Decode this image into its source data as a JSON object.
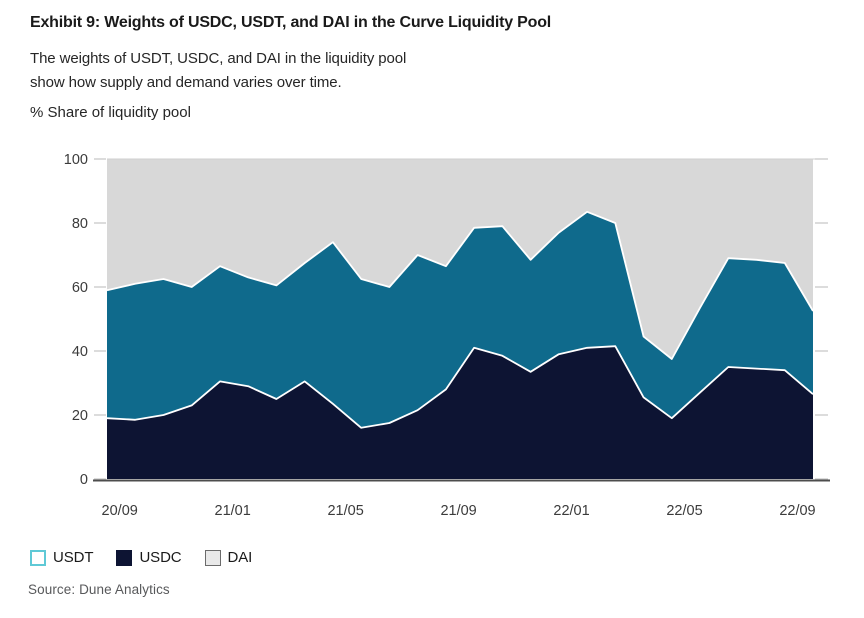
{
  "header": {
    "title": "Exhibit 9: Weights of USDC, USDT, and DAI in the Curve Liquidity Pool",
    "subtitle_line1": "The weights of USDT, USDC, and DAI in the liquidity pool",
    "subtitle_line2": "show how supply and demand varies over time.",
    "axis_note": "% Share of liquidity pool"
  },
  "chart_data": {
    "type": "area",
    "stacked": true,
    "title": "Exhibit 9: Weights of USDC, USDT, and DAI in the Curve Liquidity Pool",
    "ylabel": "% Share of liquidity pool",
    "xlabel": "",
    "ylim": [
      0,
      100
    ],
    "y_ticks": [
      0,
      20,
      40,
      60,
      80,
      100
    ],
    "x_tick_labels": [
      "20/09",
      "21/01",
      "21/05",
      "21/09",
      "22/01",
      "22/05",
      "22/09"
    ],
    "x_tick_point_indices": [
      0,
      4,
      8,
      12,
      16,
      20,
      24
    ],
    "x_tick_index_offset": 0.45,
    "n_points": 26,
    "x_note": "monthly points from 2020-09 to 2022-10, labels every 4 months",
    "grid": false,
    "legend_position": "bottom-left",
    "series": [
      {
        "name": "USDC",
        "color": "#0d1433",
        "values": [
          19,
          18.5,
          20,
          23,
          30.5,
          29,
          25,
          30.5,
          23.5,
          16,
          17.5,
          21.5,
          28,
          41,
          38.5,
          33.5,
          39,
          41,
          41.5,
          25.5,
          19,
          27,
          35,
          34.5,
          34,
          26.5
        ]
      },
      {
        "name": "USDT",
        "color": "#0f6a8c",
        "values": [
          40,
          42.5,
          42.5,
          37,
          36,
          34,
          35.5,
          37,
          50.5,
          46.5,
          42.5,
          48.5,
          38.5,
          37.5,
          40.5,
          35,
          38,
          42.5,
          38.5,
          19,
          18.5,
          26.5,
          34,
          34,
          33.5,
          26
        ]
      },
      {
        "name": "DAI",
        "color": "#d8d8d8",
        "values": [
          41,
          39,
          37.5,
          40,
          33.5,
          37,
          39.5,
          32.5,
          26,
          37.5,
          40,
          30,
          33.5,
          21.5,
          21,
          31.5,
          23,
          16.5,
          20,
          55.5,
          62.5,
          46.5,
          31,
          31.5,
          32.5,
          47.5
        ]
      }
    ],
    "colors": {
      "boundary_stroke": "#ffffff",
      "axis_line": "#4d4d4d",
      "tick_mark": "#c9c9c9",
      "tick_label": "#3b3b3b",
      "plot_top_border": "#cfcfcf"
    }
  },
  "legend": {
    "items": [
      {
        "label": "USDT",
        "fill": "#ffffff",
        "border": "#5fc9d6",
        "border_width": 2
      },
      {
        "label": "USDC",
        "fill": "#0d1433",
        "border": "#0d1433",
        "border_width": 1
      },
      {
        "label": "DAI",
        "fill": "#e9e9e9",
        "border": "#6b6b6b",
        "border_width": 1
      }
    ]
  },
  "source": {
    "text": "Source: Dune Analytics"
  }
}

__EXERCISE BRIEF__:
Find the lines above that contain the word "USDC" and collect them.

__SOLUTION TO THIS TASK__:
    "title": "Exhibit 9: Weights of USDC, USDT, and DAI in the Curve Liquidity Pool",
    "subtitle_line1": "The weights of USDT, USDC, and DAI in the liquidity pool",
    "title": "Exhibit 9: Weights of USDC, USDT, and DAI in the Curve Liquidity Pool",
        "name": "USDC",
        "label": "USDC",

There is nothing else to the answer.